- [Exercise objective]: Locate every line in the material below that has the word "Believe". Copy each of those lines.

++++++

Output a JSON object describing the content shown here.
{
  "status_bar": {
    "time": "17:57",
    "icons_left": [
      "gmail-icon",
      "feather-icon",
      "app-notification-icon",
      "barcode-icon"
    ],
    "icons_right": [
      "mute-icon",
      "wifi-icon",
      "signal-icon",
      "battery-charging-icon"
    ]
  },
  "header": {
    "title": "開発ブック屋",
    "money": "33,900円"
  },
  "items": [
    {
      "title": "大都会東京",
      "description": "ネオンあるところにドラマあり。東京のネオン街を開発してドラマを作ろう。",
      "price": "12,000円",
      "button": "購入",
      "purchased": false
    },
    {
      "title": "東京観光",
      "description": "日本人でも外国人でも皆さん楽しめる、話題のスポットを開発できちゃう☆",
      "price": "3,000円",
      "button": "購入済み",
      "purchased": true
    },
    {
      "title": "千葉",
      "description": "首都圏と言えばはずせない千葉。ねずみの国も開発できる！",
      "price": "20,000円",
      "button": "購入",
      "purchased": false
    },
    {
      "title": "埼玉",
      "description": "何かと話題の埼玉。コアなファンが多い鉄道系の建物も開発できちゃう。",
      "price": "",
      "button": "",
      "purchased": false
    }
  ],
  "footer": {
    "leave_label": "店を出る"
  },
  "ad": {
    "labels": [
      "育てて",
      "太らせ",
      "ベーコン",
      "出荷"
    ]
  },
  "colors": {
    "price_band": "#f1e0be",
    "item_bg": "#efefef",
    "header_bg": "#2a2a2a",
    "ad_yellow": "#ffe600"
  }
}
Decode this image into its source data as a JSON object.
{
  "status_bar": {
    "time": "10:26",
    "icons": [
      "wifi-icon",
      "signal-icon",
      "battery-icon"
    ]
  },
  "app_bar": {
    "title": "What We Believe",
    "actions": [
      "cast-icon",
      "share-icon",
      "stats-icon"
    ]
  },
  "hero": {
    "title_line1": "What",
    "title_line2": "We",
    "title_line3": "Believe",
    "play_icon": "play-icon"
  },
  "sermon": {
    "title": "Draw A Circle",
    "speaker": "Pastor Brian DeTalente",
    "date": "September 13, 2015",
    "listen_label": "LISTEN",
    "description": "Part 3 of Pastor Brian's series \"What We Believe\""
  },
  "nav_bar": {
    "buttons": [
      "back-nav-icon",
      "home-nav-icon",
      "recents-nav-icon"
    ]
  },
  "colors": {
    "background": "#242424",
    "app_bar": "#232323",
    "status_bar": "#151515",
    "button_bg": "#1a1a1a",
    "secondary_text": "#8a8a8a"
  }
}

++++++

- [The output]:
    "title": "What We Believe",
    "title_line3": "Believe",
    "description": "Part 3 of Pastor Brian's series \"What We Believe\""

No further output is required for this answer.